▶ **Dataset records**
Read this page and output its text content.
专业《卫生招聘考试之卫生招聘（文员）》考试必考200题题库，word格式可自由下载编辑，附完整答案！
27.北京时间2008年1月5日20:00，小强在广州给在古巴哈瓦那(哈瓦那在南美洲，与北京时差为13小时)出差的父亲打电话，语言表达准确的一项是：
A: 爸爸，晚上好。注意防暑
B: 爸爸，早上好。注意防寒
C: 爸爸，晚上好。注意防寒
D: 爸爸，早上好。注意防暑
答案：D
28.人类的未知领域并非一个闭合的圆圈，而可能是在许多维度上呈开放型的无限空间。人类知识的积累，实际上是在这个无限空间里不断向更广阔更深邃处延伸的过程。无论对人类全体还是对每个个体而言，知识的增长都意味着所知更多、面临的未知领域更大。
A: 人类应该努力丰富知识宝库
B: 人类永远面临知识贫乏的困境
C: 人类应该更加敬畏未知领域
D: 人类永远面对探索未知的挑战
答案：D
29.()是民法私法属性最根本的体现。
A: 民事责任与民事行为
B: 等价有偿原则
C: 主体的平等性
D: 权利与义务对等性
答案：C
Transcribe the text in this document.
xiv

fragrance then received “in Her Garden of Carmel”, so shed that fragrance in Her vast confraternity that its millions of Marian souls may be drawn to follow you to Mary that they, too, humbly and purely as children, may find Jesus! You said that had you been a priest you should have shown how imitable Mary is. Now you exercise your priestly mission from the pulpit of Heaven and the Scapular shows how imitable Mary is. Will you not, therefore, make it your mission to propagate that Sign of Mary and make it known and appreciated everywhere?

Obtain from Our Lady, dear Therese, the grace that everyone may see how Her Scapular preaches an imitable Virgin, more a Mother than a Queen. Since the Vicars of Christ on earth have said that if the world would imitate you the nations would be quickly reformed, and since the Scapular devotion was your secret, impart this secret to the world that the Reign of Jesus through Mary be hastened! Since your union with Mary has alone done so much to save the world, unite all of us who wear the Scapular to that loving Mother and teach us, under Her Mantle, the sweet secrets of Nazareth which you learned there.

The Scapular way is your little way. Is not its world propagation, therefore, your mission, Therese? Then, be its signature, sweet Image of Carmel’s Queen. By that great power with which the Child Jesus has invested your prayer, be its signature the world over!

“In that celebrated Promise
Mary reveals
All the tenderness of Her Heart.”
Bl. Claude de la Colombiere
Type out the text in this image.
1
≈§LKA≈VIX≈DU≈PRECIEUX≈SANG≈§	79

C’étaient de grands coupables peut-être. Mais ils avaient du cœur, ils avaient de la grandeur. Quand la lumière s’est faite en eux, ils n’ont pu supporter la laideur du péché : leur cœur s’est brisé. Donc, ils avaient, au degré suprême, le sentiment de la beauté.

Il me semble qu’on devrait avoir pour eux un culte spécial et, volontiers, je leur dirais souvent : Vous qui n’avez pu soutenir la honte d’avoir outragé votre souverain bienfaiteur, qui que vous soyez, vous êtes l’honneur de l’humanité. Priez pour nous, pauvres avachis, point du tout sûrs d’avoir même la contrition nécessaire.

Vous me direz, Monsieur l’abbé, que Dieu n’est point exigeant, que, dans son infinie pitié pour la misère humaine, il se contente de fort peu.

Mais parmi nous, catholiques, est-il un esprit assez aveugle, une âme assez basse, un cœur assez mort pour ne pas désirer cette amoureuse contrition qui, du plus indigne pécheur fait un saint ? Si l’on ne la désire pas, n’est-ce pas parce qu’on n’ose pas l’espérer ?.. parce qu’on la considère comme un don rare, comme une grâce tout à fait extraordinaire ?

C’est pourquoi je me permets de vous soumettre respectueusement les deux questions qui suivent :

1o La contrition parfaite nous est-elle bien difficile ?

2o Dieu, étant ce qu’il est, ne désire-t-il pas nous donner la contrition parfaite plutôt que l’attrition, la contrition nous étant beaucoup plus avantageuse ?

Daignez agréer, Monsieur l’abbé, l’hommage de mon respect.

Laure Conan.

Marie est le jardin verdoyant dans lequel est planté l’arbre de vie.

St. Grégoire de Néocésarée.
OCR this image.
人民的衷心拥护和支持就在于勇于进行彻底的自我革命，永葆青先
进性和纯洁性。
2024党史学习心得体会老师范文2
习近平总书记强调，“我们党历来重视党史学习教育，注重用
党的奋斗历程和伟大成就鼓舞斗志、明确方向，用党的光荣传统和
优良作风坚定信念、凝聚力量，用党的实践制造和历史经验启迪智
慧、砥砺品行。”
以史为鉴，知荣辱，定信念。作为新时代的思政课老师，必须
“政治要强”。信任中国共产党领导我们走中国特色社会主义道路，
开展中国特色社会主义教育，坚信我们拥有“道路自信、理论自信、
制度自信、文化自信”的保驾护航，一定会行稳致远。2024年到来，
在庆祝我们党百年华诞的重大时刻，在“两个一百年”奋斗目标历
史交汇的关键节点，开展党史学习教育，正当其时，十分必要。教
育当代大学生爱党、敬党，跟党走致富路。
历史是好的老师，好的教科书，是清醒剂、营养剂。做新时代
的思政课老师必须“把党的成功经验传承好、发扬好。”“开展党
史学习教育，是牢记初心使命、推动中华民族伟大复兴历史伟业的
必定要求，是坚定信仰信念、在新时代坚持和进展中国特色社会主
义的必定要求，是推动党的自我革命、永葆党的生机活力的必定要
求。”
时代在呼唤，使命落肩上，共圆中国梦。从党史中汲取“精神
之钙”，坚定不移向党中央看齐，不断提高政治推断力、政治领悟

▶ **Your task**
Search the records above for "parfaite". Copy each line where it is found.

▶ **Solution to this problem**
1o La contrition parfaite nous est-elle bien difficile ?
2o Dieu, étant ce qu’il est, ne désire-t-il pas nous donner la contrition parfaite plutôt que l’attrition, la contrition nous étant beaucoup plus avantageuse ?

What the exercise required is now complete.